Objective:
Copy out every line exactly, passing over the pictures.

+++ Input material

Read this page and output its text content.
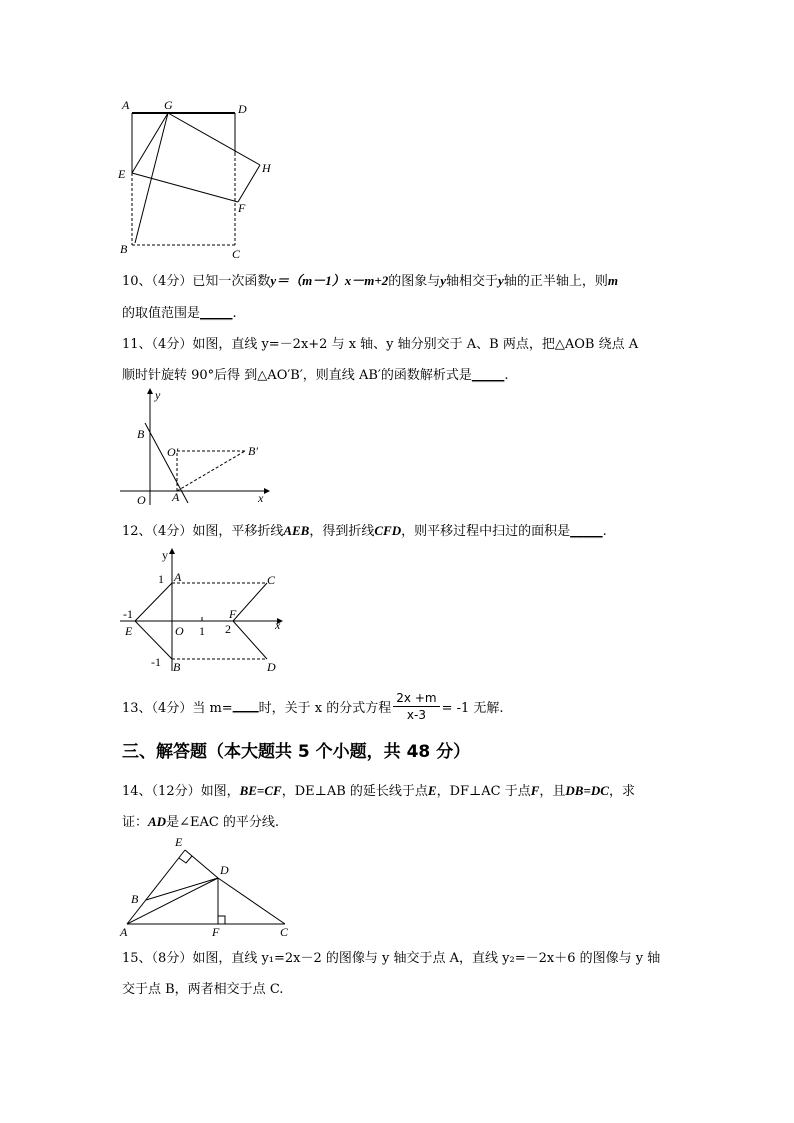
A	G	D
H
E
F
B	C
10、（4分）已知一次函数y＝（m－1）x－m+2的图象与y轴相交于y轴的正半轴上，则m
的取值范围是_____.
11、（4分）如图，直线 y=－2x+2 与 x 轴、y 轴分别交于 A、B 两点，把△AOB 绕点 A
顺时针旋转 90°后得 到△AO′B′，则直线 AB′的函数解析式是_____.
y
B
O′	B′
O A	x
12、（4分）如图，平移折线AEB，得到折线CFD，则平移过程中扫过的面积是_____.
y
1 A	C
-1
E	O 1 2
F
x
-1 B	D
13、（4分）当 m=____时，关于 x 的分式方程 $\frac{2x +m}{x-3} = -1$ 无解.
三、解答题（本大题共 5 个小题，共 48 分）
14、（12分）如图，BE=CF，DE⊥AB 的延长线于点E，DF⊥AC 于点F，且DB=DC，求
证：AD是∠EAC 的平分线.
E
D
B
A	F	C
15、（8分）如图，直线 y₁=2x－2 的图像与 y 轴交于点 A，直线 y₂=－2x＋6 的图像与 y 轴
交于点 B，两者相交于点 C.
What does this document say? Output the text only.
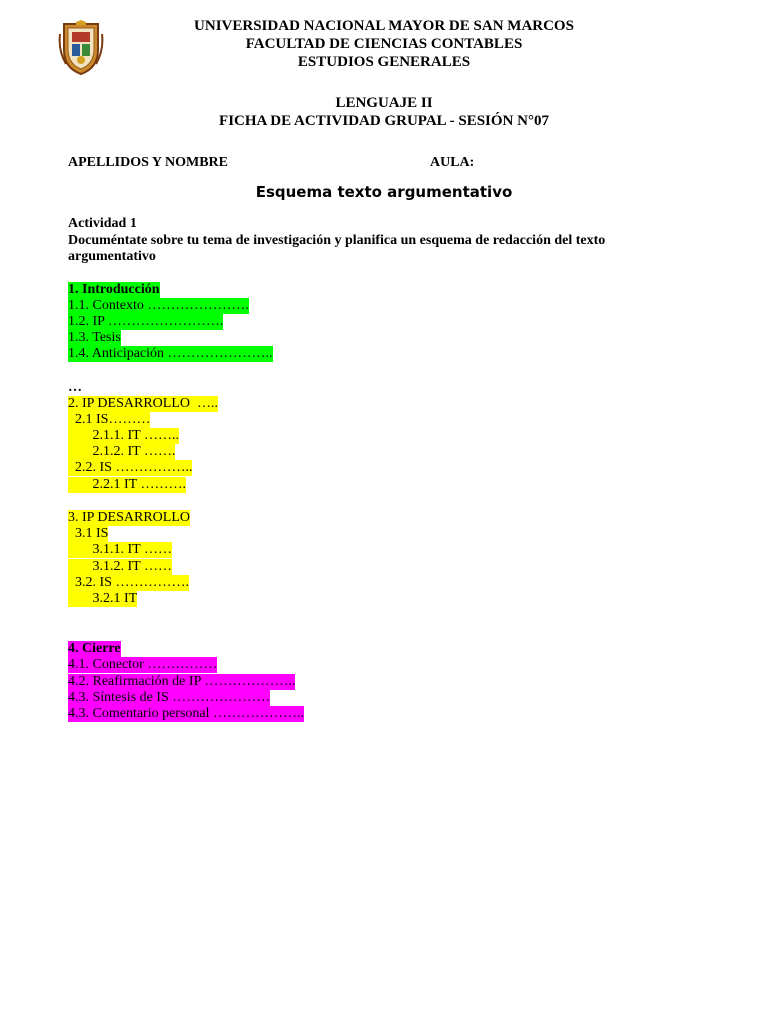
UNIVERSIDAD NACIONAL MAYOR DE SAN MARCOS
FACULTAD DE CIENCIAS CONTABLES
ESTUDIOS GENERALES
LENGUAJE II
FICHA DE ACTIVIDAD GRUPAL - SESIÓN N°07
APELLIDOS Y NOMBRE	AULA:
Esquema texto argumentativo
Actividad 1
Documéntate sobre tu tema de investigación y planifica un esquema de redacción del texto
argumentativo
1. Introducción
1.1. Contexto ………………….
1.2. IP …………………….
1.3. Tesis
1.4. Anticipación …………………..
…
2. IP DESARROLLO  …..
2.1 IS………
2.1.1. IT ……..
2.1.2. IT …….
2.2. IS ……………..
2.2.1 IT ……….
3. IP DESARROLLO
3.1 IS
3.1.1. IT ……
3.1.2. IT ……
3.2. IS …………….
3.2.1 IT
4. Cierre
4.1. Conector ……………
4.2. Reafirmación de IP ………………..
4.3. Síntesis de IS …………………
4.3. Comentario personal ………………..
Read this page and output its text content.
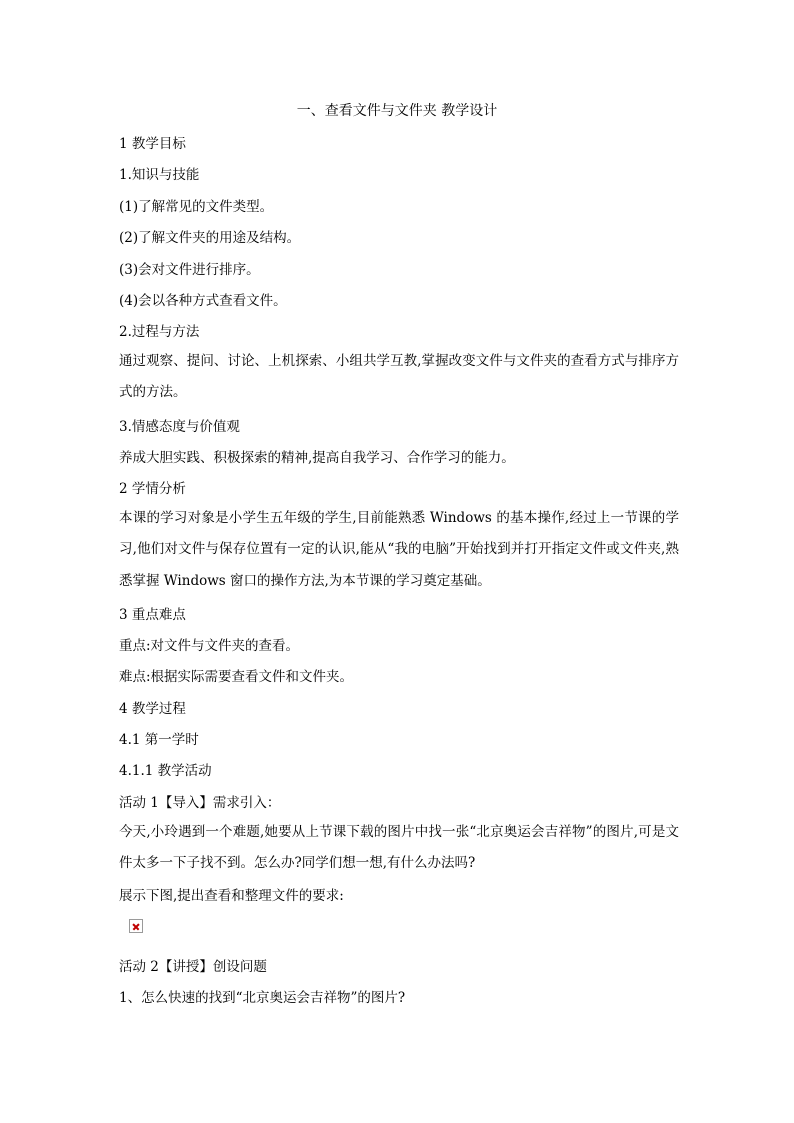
一、查看文件与文件夹 教学设计
1 教学目标
1.知识与技能
(1)了解常见的文件类型。
(2)了解文件夹的用途及结构。
(3)会对文件进行排序。
(4)会以各种方式查看文件。
2.过程与方法
通过观察、提问、讨论、上机探索、小组共学互教,掌握改变文件与文件夹的查看方式与排序方式的方法。
3.情感态度与价值观
养成大胆实践、积极探索的精神,提高自我学习、合作学习的能力。
2 学情分析
本课的学习对象是小学生五年级的学生,目前能熟悉 Windows 的基本操作,经过上一节课的学习,他们对文件与保存位置有一定的认识,能从“我的电脑”开始找到并打开指定文件或文件夹,熟悉掌握 Windows 窗口的操作方法,为本节课的学习奠定基础。
3 重点难点
重点:对文件与文件夹的查看。
难点:根据实际需要查看文件和文件夹。
4 教学过程
4.1 第一学时
4.1.1 教学活动
活动 1【导入】需求引入：
今天,小玲遇到一个难题,她要从上节课下载的图片中找一张“北京奥运会吉祥物”的图片,可是文件太多一下子找不到。怎么办?同学们想一想,有什么办法吗?
展示下图,提出查看和整理文件的要求:
活动 2【讲授】创设问题
1、怎么快速的找到“北京奥运会吉祥物”的图片?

++++++

Result for this task:
Read this page and output its text content.
A	G	D
H
E
F
B	C
10、（4分）已知一次函数y＝（m－1）x－m+2的图象与y轴相交于y轴的正半轴上，则m
的取值范围是_____.
11、（4分）如图，直线 y=－2x+2 与 x 轴、y 轴分别交于 A、B 两点，把△AOB 绕点 A
顺时针旋转 90°后得 到△AO′B′，则直线 AB′的函数解析式是_____.
y
B
O′	B′
O A	x
12、（4分）如图，平移折线AEB，得到折线CFD，则平移过程中扫过的面积是_____.
y
1 A	C
-1
E	O 1 2
F
x
-1 B	D
13、（4分）当 m=____时，关于 x 的分式方程 $\frac{2x +m}{x-3} = -1$ 无解.
三、解答题（本大题共 5 个小题，共 48 分）
14、（12分）如图，BE=CF，DE⊥AB 的延长线于点E，DF⊥AC 于点F，且DB=DC，求
证：AD是∠EAC 的平分线.
E
D
B
A	F	C
15、（8分）如图，直线 y₁=2x－2 的图像与 y 轴交于点 A，直线 y₂=－2x＋6 的图像与 y 轴
交于点 B，两者相交于点 C.
What does this document say? Output the text only.
UNIVERSIDAD NACIONAL MAYOR DE SAN MARCOS
FACULTAD DE CIENCIAS CONTABLES
ESTUDIOS GENERALES
LENGUAJE II
FICHA DE ACTIVIDAD GRUPAL - SESIÓN N°07
APELLIDOS Y NOMBRE	AULA:
Esquema texto argumentativo
Actividad 1
Documéntate sobre tu tema de investigación y planifica un esquema de redacción del texto
argumentativo
1. Introducción
1.1. Contexto ………………….
1.2. IP …………………….
1.3. Tesis
1.4. Anticipación …………………..
…
2. IP DESARROLLO  …..
2.1 IS………
2.1.1. IT ……..
2.1.2. IT …….
2.2. IS ……………..
2.2.1 IT ……….
3. IP DESARROLLO
3.1 IS
3.1.1. IT ……
3.1.2. IT ……
3.2. IS …………….
3.2.1 IT
4. Cierre
4.1. Conector ……………
4.2. Reafirmación de IP ………………..
4.3. Síntesis de IS …………………
4.3. Comentario personal ………………..
Read this page and output its text content.
一、查看文件与文件夹 教学设计
1 教学目标
1.知识与技能
(1)了解常见的文件类型。
(2)了解文件夹的用途及结构。
(3)会对文件进行排序。
(4)会以各种方式查看文件。
2.过程与方法
通过观察、提问、讨论、上机探索、小组共学互教,掌握改变文件与文件夹的查看方式与排序方式的方法。
3.情感态度与价值观
养成大胆实践、积极探索的精神,提高自我学习、合作学习的能力。
2 学情分析
本课的学习对象是小学生五年级的学生,目前能熟悉 Windows 的基本操作,经过上一节课的学习,他们对文件与保存位置有一定的认识,能从“我的电脑”开始找到并打开指定文件或文件夹,熟悉掌握 Windows 窗口的操作方法,为本节课的学习奠定基础。
3 重点难点
重点:对文件与文件夹的查看。
难点:根据实际需要查看文件和文件夹。
4 教学过程
4.1 第一学时
4.1.1 教学活动
活动 1【导入】需求引入：
今天,小玲遇到一个难题,她要从上节课下载的图片中找一张“北京奥运会吉祥物”的图片,可是文件太多一下子找不到。怎么办?同学们想一想,有什么办法吗?
展示下图,提出查看和整理文件的要求:
活动 2【讲授】创设问题
1、怎么快速的找到“北京奥运会吉祥物”的图片?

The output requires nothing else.